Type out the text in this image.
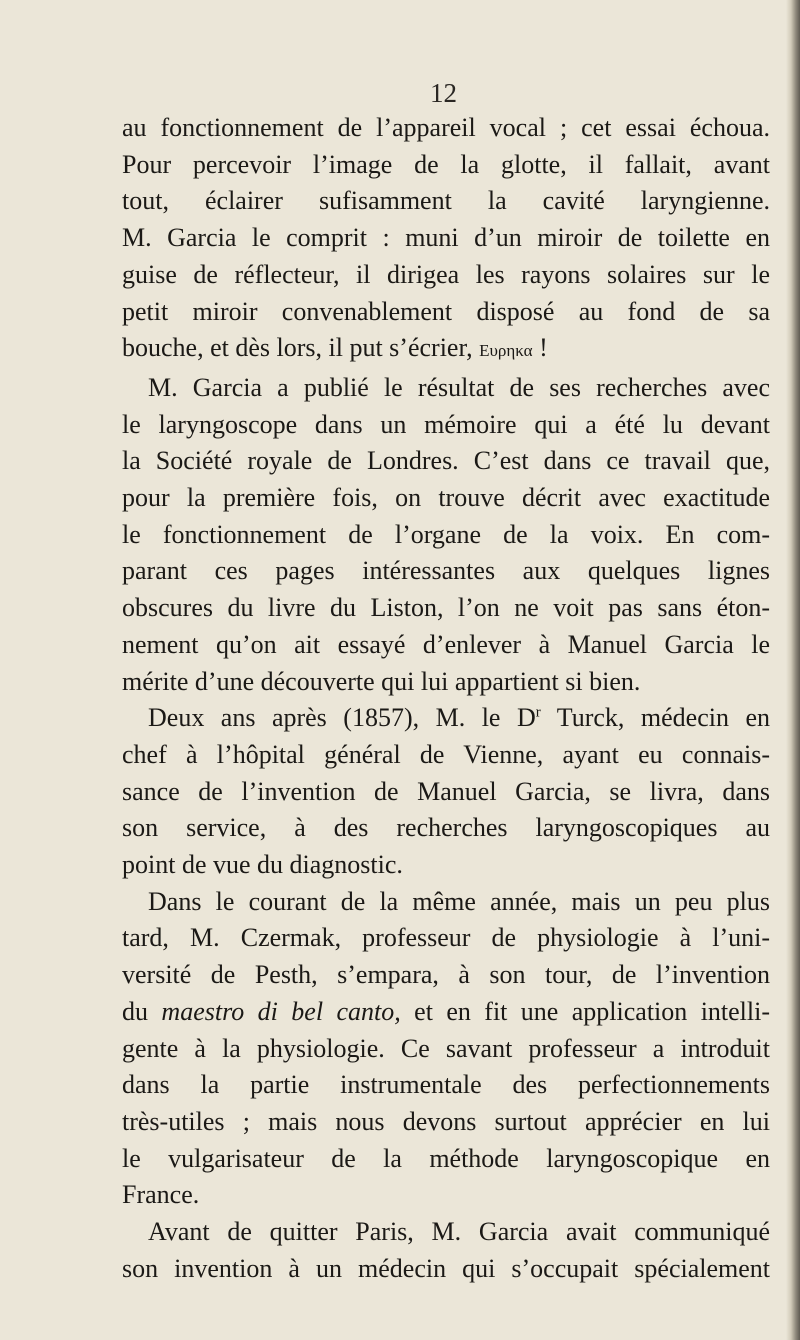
12
au fonctionnement de l’appareil vocal ; cet essai échoua.
Pour percevoir l’image de la glotte, il fallait, avant
tout, éclairer sufisamment la cavité laryngienne.
M. Garcia le comprit : muni d’un miroir de toilette en
guise de réflecteur, il dirigea les rayons solaires sur le
petit miroir convenablement disposé au fond de sa
bouche, et dès lors, il put s’écrier, Ευρηκα !
M. Garcia a publié le résultat de ses recherches avec
le laryngoscope dans un mémoire qui a été lu devant
la Société royale de Londres. C’est dans ce travail que,
pour la première fois, on trouve décrit avec exactitude
le fonctionnement de l’organe de la voix. En com-
parant ces pages intéressantes aux quelques lignes
obscures du livre du Liston, l’on ne voit pas sans éton-
nement qu’on ait essayé d’enlever à Manuel Garcia le
mérite d’une découverte qui lui appartient si bien.
Deux ans après (1857), M. le $D^r$ Turck, médecin en
chef à l’hôpital général de Vienne, ayant eu connais-
sance de l’invention de Manuel Garcia, se livra, dans
son service, à des recherches laryngoscopiques au
point de vue du diagnostic.
Dans le courant de la même année, mais un peu plus
tard, M. Czermak, professeur de physiologie à l’uni-
versité de Pesth, s’empara, à son tour, de l’invention
du maestro di bel canto, et en fit une application intelli-
gente à la physiologie. Ce savant professeur a introduit
dans la partie instrumentale des perfectionnements
très-utiles ; mais nous devons surtout apprécier en lui
le vulgarisateur de la méthode laryngoscopique en
France.
Avant de quitter Paris, M. Garcia avait communiqué
son invention à un médecin qui s’occupait spécialement
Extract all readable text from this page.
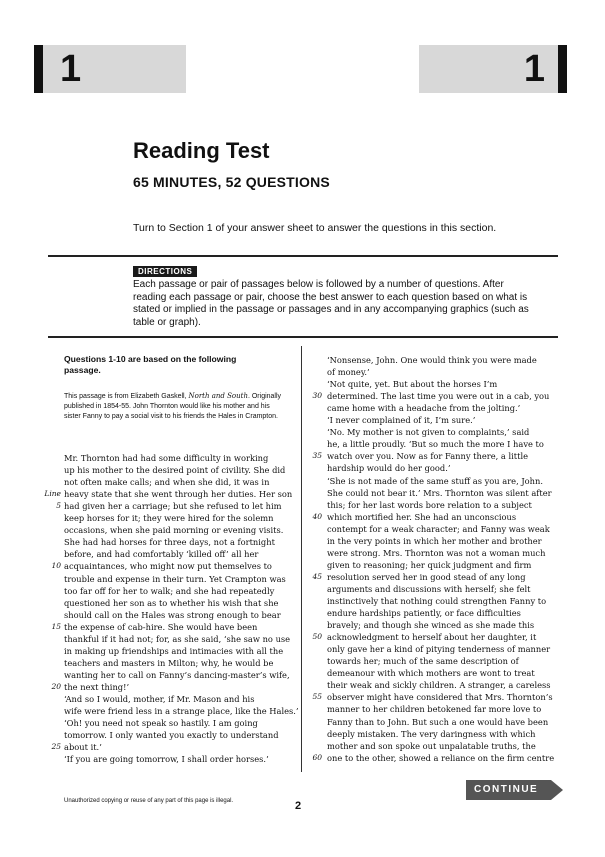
1	1
Reading Test
65 MINUTES, 52 QUESTIONS
Turn to Section 1 of your answer sheet to answer the questions in this section.
DIRECTIONS
Each passage or pair of passages below is followed by a number of questions. After reading each passage or pair, choose the best answer to each question based on what is stated or implied in the passage or passages and in any accompanying graphics (such as table or graph).
Questions 1-10 are based on the following passage.
This passage is from Elizabeth Gaskell, North and South. Originally published in 1854-55. John Thornton would like his mother and his sister Fanny to pay a social visit to his friends the Hales in Crampton.
Mr. Thornton had had some difficulty in working
up his mother to the desired point of civility. She did
not often make calls; and when she did, it was in
heavy state that she went through her duties. Her son
had given her a carriage; but she refused to let him
keep horses for it; they were hired for the solemn
occasions, when she paid morning or evening visits.
She had had horses for three days, not a fortnight
before, and had comfortably ‘killed off’ all her
acquaintances, who might now put themselves to
trouble and expense in their turn. Yet Crampton was
too far off for her to walk; and she had repeatedly
questioned her son as to whether his wish that she
should call on the Hales was strong enough to bear
the expense of cab-hire. She would have been
thankful if it had not; for, as she said, ‘she saw no use
in making up friendships and intimacies with all the
teachers and masters in Milton; why, he would be
wanting her to call on Fanny’s dancing-master’s wife,
the next thing!’
‘And so I would, mother, if Mr. Mason and his
wife were friend less in a strange place, like the Hales.’
‘Oh! you need not speak so hastily. I am going
tomorrow. I only wanted you exactly to understand
about it.’
‘If you are going tomorrow, I shall order horses.’
Line
5
10
15
20
25
‘Nonsense, John. One would think you were made
of money.’
‘Not quite, yet. But about the horses I’m
determined. The last time you were out in a cab, you
came home with a headache from the jolting.’
‘I never complained of it, I’m sure.’
‘No. My mother is not given to complaints,’ said
he, a little proudly. ‘But so much the more I have to
watch over you. Now as for Fanny there, a little
hardship would do her good.’
‘She is not made of the same stuff as you are, John.
She could not bear it.’ Mrs. Thornton was silent after
this; for her last words bore relation to a subject
which mortified her. She had an unconscious
contempt for a weak character; and Fanny was weak
in the very points in which her mother and brother
were strong. Mrs. Thornton was not a woman much
given to reasoning; her quick judgment and firm
resolution served her in good stead of any long
arguments and discussions with herself; she felt
instinctively that nothing could strengthen Fanny to
endure hardships patiently, or face difficulties
bravely; and though she winced as she made this
acknowledgment to herself about her daughter, it
only gave her a kind of pitying tenderness of manner
towards her; much of the same description of
demeanour with which mothers are wont to treat
their weak and sickly children. A stranger, a careless
observer might have considered that Mrs. Thornton’s
manner to her children betokened far more love to
Fanny than to John. But such a one would have been
deeply mistaken. The very daringness with which
mother and son spoke out unpalatable truths, the
one to the other, showed a reliance on the firm centre
30
35
40
45
50
55
60
Unauthorized copying or reuse of any part of this page is illegal.	2
CONTINUE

________________

Exercise instructions
Make an exact copy of the listing above. Do not include the pictures.

Response to the exercise
Type out the text in this image.
12
au fonctionnement de l’appareil vocal ; cet essai échoua.
Pour percevoir l’image de la glotte, il fallait, avant
tout, éclairer sufisamment la cavité laryngienne.
M. Garcia le comprit : muni d’un miroir de toilette en
guise de réflecteur, il dirigea les rayons solaires sur le
petit miroir convenablement disposé au fond de sa
bouche, et dès lors, il put s’écrier, Ευρηκα !
M. Garcia a publié le résultat de ses recherches avec
le laryngoscope dans un mémoire qui a été lu devant
la Société royale de Londres. C’est dans ce travail que,
pour la première fois, on trouve décrit avec exactitude
le fonctionnement de l’organe de la voix. En com-
parant ces pages intéressantes aux quelques lignes
obscures du livre du Liston, l’on ne voit pas sans éton-
nement qu’on ait essayé d’enlever à Manuel Garcia le
mérite d’une découverte qui lui appartient si bien.
Deux ans après (1857), M. le $D^r$ Turck, médecin en
chef à l’hôpital général de Vienne, ayant eu connais-
sance de l’invention de Manuel Garcia, se livra, dans
son service, à des recherches laryngoscopiques au
point de vue du diagnostic.
Dans le courant de la même année, mais un peu plus
tard, M. Czermak, professeur de physiologie à l’uni-
versité de Pesth, s’empara, à son tour, de l’invention
du maestro di bel canto, et en fit une application intelli-
gente à la physiologie. Ce savant professeur a introduit
dans la partie instrumentale des perfectionnements
très-utiles ; mais nous devons surtout apprécier en lui
le vulgarisateur de la méthode laryngoscopique en
France.
Avant de quitter Paris, M. Garcia avait communiqué
son invention à un médecin qui s’occupait spécialement
Extract all readable text from this page.
1	1
Reading Test
65 MINUTES, 52 QUESTIONS
Turn to Section 1 of your answer sheet to answer the questions in this section.
DIRECTIONS
Each passage or pair of passages below is followed by a number of questions. After reading each passage or pair, choose the best answer to each question based on what is stated or implied in the passage or passages and in any accompanying graphics (such as table or graph).
Questions 1-10 are based on the following passage.
This passage is from Elizabeth Gaskell, North and South. Originally published in 1854-55. John Thornton would like his mother and his sister Fanny to pay a social visit to his friends the Hales in Crampton.
Mr. Thornton had had some difficulty in working
up his mother to the desired point of civility. She did
not often make calls; and when she did, it was in
heavy state that she went through her duties. Her son
had given her a carriage; but she refused to let him
keep horses for it; they were hired for the solemn
occasions, when she paid morning or evening visits.
She had had horses for three days, not a fortnight
before, and had comfortably ‘killed off’ all her
acquaintances, who might now put themselves to
trouble and expense in their turn. Yet Crampton was
too far off for her to walk; and she had repeatedly
questioned her son as to whether his wish that she
should call on the Hales was strong enough to bear
the expense of cab-hire. She would have been
thankful if it had not; for, as she said, ‘she saw no use
in making up friendships and intimacies with all the
teachers and masters in Milton; why, he would be
wanting her to call on Fanny’s dancing-master’s wife,
the next thing!’
‘And so I would, mother, if Mr. Mason and his
wife were friend less in a strange place, like the Hales.’
‘Oh! you need not speak so hastily. I am going
tomorrow. I only wanted you exactly to understand
about it.’
‘If you are going tomorrow, I shall order horses.’
Line
5
10
15
20
25
‘Nonsense, John. One would think you were made
of money.’
‘Not quite, yet. But about the horses I’m
determined. The last time you were out in a cab, you
came home with a headache from the jolting.’
‘I never complained of it, I’m sure.’
‘No. My mother is not given to complaints,’ said
he, a little proudly. ‘But so much the more I have to
watch over you. Now as for Fanny there, a little
hardship would do her good.’
‘She is not made of the same stuff as you are, John.
She could not bear it.’ Mrs. Thornton was silent after
this; for her last words bore relation to a subject
which mortified her. She had an unconscious
contempt for a weak character; and Fanny was weak
in the very points in which her mother and brother
were strong. Mrs. Thornton was not a woman much
given to reasoning; her quick judgment and firm
resolution served her in good stead of any long
arguments and discussions with herself; she felt
instinctively that nothing could strengthen Fanny to
endure hardships patiently, or face difficulties
bravely; and though she winced as she made this
acknowledgment to herself about her daughter, it
only gave her a kind of pitying tenderness of manner
towards her; much of the same description of
demeanour with which mothers are wont to treat
their weak and sickly children. A stranger, a careless
observer might have considered that Mrs. Thornton’s
manner to her children betokened far more love to
Fanny than to John. But such a one would have been
deeply mistaken. The very daringness with which
mother and son spoke out unpalatable truths, the
one to the other, showed a reliance on the firm centre
30
35
40
45
50
55
60
Unauthorized copying or reuse of any part of this page is illegal.	2
CONTINUE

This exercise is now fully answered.